**The input**
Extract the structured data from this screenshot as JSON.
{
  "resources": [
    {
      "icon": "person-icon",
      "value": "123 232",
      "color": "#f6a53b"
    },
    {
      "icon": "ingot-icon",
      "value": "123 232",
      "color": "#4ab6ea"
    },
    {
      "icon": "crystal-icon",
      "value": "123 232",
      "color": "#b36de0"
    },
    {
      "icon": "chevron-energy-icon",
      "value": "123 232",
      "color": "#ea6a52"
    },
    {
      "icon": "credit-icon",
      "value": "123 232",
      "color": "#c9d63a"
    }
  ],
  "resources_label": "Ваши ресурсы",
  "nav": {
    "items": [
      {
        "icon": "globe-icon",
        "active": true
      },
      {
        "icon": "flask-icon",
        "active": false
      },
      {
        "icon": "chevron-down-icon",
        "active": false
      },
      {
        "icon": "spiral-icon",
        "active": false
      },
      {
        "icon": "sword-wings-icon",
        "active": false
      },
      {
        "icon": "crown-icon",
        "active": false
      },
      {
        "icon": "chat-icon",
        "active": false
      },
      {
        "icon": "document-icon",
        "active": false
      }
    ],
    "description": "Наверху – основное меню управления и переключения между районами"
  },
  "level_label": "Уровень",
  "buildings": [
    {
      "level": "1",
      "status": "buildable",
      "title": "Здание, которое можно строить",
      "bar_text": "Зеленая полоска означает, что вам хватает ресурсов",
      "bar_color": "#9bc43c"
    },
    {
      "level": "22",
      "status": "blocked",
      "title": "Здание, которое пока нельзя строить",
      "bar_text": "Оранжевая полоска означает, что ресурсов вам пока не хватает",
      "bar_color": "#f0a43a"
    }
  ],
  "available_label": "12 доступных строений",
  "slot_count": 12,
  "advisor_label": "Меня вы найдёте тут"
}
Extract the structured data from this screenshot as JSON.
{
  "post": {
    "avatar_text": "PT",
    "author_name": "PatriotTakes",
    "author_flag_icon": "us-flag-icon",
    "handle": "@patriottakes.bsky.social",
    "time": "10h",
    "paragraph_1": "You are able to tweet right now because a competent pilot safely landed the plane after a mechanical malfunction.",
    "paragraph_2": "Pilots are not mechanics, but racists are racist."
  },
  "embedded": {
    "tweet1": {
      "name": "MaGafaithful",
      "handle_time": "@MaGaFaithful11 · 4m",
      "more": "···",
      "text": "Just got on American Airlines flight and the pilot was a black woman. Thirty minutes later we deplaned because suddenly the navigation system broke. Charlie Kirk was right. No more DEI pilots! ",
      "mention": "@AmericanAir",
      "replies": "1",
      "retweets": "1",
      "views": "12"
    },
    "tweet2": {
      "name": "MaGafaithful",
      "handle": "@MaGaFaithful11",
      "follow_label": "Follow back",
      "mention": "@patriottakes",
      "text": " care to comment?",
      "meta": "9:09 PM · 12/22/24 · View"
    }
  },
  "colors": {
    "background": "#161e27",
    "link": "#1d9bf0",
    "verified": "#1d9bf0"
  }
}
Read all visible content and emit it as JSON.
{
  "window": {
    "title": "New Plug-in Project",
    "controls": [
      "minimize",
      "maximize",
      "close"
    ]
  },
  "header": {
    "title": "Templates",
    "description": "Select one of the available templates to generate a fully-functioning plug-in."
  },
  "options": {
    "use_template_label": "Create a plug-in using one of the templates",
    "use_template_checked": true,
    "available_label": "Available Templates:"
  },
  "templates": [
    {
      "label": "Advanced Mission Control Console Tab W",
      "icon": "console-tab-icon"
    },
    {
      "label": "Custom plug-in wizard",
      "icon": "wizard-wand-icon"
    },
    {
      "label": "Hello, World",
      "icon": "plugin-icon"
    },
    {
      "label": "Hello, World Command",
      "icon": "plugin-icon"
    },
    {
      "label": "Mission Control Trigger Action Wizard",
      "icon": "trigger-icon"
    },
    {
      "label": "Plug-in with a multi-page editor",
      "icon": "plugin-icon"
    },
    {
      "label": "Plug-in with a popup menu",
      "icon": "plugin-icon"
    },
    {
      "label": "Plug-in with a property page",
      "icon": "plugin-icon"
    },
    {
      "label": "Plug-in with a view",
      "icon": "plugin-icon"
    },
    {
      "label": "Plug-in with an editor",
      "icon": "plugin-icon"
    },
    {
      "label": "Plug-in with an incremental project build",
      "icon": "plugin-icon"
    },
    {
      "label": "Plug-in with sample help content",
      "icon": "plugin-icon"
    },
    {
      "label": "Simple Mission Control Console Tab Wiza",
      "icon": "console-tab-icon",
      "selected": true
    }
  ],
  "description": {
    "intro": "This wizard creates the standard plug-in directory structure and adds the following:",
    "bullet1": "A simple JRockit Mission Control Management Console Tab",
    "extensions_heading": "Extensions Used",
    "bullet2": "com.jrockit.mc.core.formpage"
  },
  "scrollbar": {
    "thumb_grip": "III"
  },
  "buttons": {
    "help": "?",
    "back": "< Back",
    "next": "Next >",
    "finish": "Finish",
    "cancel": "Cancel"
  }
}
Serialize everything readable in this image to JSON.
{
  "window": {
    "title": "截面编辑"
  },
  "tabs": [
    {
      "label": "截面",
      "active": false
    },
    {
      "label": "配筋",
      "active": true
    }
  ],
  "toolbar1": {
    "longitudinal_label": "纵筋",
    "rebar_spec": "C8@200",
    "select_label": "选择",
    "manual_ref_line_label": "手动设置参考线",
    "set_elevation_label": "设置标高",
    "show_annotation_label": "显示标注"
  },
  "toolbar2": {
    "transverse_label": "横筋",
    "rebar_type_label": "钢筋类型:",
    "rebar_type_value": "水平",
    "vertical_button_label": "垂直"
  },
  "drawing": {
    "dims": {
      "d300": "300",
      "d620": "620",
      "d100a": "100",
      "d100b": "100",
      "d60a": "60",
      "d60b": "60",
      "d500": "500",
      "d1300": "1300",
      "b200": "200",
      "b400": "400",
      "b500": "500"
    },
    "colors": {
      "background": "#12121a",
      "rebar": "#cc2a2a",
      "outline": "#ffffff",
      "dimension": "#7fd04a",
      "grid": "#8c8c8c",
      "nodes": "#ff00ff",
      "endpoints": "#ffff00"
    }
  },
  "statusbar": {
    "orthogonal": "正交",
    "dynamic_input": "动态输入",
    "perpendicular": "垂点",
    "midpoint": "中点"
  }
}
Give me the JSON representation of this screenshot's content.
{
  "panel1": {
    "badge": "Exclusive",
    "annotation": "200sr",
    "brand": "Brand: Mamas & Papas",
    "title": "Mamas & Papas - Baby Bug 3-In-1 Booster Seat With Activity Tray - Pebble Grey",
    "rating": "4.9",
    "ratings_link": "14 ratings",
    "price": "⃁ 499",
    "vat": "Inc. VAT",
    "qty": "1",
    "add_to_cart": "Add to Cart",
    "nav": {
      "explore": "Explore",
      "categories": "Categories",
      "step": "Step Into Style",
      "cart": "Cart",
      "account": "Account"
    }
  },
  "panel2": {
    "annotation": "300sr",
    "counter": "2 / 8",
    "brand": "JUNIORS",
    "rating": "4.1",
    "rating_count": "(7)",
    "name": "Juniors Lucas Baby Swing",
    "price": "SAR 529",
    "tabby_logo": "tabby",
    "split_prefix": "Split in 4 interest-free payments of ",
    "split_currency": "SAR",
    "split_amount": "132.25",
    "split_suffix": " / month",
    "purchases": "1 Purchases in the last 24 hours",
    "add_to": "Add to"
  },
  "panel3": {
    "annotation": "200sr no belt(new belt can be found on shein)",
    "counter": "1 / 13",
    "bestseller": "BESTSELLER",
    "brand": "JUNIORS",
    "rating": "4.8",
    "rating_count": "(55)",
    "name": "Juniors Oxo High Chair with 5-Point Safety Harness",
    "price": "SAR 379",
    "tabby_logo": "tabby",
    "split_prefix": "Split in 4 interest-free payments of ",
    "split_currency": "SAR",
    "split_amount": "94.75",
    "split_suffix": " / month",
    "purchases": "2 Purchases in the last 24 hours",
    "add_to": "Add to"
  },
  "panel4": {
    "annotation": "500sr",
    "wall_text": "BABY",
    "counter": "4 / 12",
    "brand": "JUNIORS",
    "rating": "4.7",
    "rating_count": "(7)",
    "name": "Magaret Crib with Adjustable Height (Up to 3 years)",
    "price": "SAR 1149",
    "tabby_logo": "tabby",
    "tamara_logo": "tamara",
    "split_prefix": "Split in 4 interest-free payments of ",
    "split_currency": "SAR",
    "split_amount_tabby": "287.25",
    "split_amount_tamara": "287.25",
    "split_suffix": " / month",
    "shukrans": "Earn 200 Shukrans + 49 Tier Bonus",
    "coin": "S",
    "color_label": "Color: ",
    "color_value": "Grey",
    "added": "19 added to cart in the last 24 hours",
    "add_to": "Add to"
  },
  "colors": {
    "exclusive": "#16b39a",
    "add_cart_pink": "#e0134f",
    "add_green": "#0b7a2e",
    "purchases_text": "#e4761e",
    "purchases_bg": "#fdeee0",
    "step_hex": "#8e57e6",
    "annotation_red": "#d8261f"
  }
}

**Stated problem**
Wherever a line in the data above holds "JSON", copy that line.

**Exercise solution**
Extract the structured data from this screenshot as JSON.
Extract the structured data from this screenshot as JSON.
Read all visible content and emit it as JSON.
Serialize everything readable in this image to JSON.
Give me the JSON representation of this screenshot's content.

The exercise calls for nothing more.